— Begin Given entries —

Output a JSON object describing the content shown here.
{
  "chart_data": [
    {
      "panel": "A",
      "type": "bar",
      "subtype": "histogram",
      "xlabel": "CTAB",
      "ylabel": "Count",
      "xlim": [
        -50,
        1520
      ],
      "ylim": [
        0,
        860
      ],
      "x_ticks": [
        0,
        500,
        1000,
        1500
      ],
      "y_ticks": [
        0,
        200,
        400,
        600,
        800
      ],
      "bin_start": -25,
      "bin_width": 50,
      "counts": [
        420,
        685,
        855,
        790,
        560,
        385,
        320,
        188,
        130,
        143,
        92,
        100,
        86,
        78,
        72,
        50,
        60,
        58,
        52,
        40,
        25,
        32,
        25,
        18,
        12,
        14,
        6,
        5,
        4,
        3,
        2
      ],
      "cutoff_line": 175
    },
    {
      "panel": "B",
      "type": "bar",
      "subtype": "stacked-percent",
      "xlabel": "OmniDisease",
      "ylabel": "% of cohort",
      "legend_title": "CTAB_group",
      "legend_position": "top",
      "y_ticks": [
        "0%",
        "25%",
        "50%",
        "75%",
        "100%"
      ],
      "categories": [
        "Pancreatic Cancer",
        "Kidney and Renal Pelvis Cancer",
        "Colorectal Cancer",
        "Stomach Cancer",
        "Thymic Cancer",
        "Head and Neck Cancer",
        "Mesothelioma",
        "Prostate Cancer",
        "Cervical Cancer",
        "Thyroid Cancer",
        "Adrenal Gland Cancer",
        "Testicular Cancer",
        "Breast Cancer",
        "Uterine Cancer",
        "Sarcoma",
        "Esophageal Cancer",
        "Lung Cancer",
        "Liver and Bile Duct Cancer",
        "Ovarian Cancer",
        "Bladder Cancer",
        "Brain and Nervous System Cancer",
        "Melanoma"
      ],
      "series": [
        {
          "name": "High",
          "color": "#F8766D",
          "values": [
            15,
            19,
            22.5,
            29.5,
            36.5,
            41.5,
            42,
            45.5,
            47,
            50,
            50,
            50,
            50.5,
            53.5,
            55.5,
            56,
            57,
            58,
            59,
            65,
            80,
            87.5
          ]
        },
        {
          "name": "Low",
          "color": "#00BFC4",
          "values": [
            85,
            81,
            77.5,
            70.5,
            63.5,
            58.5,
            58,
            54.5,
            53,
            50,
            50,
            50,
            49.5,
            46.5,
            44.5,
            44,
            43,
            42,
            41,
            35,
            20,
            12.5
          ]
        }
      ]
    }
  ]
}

— End Given entries —

## Request
Copy every line above in which the string "subtype" shows up.

## Finished answer
      "subtype": "histogram",
      "subtype": "stacked-percent",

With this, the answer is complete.